— begin —

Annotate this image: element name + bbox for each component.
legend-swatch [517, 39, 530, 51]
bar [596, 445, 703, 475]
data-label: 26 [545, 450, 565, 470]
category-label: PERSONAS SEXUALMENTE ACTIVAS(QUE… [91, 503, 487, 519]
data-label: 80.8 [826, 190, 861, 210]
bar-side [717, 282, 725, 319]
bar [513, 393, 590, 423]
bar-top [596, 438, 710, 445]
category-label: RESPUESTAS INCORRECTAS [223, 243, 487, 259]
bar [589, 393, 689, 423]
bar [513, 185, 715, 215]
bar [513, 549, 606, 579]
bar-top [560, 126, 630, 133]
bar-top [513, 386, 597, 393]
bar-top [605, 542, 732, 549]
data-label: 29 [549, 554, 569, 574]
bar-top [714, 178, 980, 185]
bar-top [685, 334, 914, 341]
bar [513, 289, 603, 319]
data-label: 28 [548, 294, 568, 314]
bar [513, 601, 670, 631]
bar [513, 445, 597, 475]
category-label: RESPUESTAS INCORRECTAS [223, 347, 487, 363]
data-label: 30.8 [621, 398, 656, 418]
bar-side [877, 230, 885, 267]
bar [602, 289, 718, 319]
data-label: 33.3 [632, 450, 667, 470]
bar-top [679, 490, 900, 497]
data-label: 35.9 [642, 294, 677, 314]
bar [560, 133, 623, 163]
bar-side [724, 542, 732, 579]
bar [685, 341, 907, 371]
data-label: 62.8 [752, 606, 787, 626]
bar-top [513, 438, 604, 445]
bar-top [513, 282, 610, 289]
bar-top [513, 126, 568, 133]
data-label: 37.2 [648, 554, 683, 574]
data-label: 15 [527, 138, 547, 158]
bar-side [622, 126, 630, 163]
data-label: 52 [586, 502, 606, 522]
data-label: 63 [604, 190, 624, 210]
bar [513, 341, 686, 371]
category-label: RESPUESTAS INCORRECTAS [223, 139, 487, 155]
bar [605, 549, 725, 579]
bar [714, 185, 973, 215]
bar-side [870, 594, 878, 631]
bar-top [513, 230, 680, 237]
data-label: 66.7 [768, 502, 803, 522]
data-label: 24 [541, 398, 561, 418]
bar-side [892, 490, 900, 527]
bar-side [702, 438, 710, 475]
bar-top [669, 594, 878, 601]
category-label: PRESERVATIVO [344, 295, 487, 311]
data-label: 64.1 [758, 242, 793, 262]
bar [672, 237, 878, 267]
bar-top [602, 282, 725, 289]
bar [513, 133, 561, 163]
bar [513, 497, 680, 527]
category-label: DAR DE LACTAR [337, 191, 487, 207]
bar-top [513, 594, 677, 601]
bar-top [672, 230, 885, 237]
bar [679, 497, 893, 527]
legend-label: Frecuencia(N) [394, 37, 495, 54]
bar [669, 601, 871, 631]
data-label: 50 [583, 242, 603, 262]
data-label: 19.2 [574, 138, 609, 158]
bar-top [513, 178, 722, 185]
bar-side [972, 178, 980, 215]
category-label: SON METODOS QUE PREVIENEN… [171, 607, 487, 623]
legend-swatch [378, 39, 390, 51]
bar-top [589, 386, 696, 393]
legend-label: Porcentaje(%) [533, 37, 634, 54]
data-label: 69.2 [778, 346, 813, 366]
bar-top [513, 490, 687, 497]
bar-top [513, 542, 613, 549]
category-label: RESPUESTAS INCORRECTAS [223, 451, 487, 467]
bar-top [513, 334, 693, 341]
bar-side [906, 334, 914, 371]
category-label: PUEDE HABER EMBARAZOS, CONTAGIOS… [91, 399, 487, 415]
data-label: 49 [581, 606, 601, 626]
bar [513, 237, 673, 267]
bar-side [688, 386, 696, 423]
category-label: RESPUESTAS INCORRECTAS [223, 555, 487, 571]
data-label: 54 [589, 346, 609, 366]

— end —

→ **CHALLENGE**:
Rewrite the data from its first line through the line containing "bar [513, 497, 680, 527]", replacing each "data-label" with "value-label" and leaving everything else as it is.

→ **RESULT FOR THIS TASK**:
Annotate this image: element name + bbox for each component.
legend-swatch [517, 39, 530, 51]
bar [596, 445, 703, 475]
value-label: 26 [545, 450, 565, 470]
category-label: PERSONAS SEXUALMENTE ACTIVAS(QUE… [91, 503, 487, 519]
value-label: 80.8 [826, 190, 861, 210]
bar-side [717, 282, 725, 319]
bar [513, 393, 590, 423]
bar-top [596, 438, 710, 445]
category-label: RESPUESTAS INCORRECTAS [223, 243, 487, 259]
bar [589, 393, 689, 423]
bar [513, 185, 715, 215]
bar [513, 549, 606, 579]
bar-top [560, 126, 630, 133]
bar-top [513, 386, 597, 393]
bar-top [605, 542, 732, 549]
value-label: 29 [549, 554, 569, 574]
bar-top [714, 178, 980, 185]
bar-top [685, 334, 914, 341]
bar [513, 289, 603, 319]
value-label: 28 [548, 294, 568, 314]
bar [513, 601, 670, 631]
bar [513, 445, 597, 475]
category-label: RESPUESTAS INCORRECTAS [223, 347, 487, 363]
value-label: 30.8 [621, 398, 656, 418]
bar-side [877, 230, 885, 267]
bar [602, 289, 718, 319]
value-label: 33.3 [632, 450, 667, 470]
bar-top [679, 490, 900, 497]
value-label: 35.9 [642, 294, 677, 314]
bar [560, 133, 623, 163]
bar-side [724, 542, 732, 579]
bar [685, 341, 907, 371]
value-label: 62.8 [752, 606, 787, 626]
bar-top [513, 438, 604, 445]
bar-top [513, 282, 610, 289]
bar-top [513, 126, 568, 133]
value-label: 37.2 [648, 554, 683, 574]
value-label: 15 [527, 138, 547, 158]
bar-side [622, 126, 630, 163]
value-label: 52 [586, 502, 606, 522]
value-label: 63 [604, 190, 624, 210]
bar [513, 341, 686, 371]
category-label: RESPUESTAS INCORRECTAS [223, 139, 487, 155]
bar [605, 549, 725, 579]
bar [714, 185, 973, 215]
bar-side [870, 594, 878, 631]
bar-top [513, 230, 680, 237]
value-label: 66.7 [768, 502, 803, 522]
value-label: 24 [541, 398, 561, 418]
bar-side [892, 490, 900, 527]
bar-side [702, 438, 710, 475]
bar-top [669, 594, 878, 601]
category-label: PRESERVATIVO [344, 295, 487, 311]
value-label: 64.1 [758, 242, 793, 262]
bar [672, 237, 878, 267]
bar-top [602, 282, 725, 289]
bar [513, 133, 561, 163]
bar [513, 497, 680, 527]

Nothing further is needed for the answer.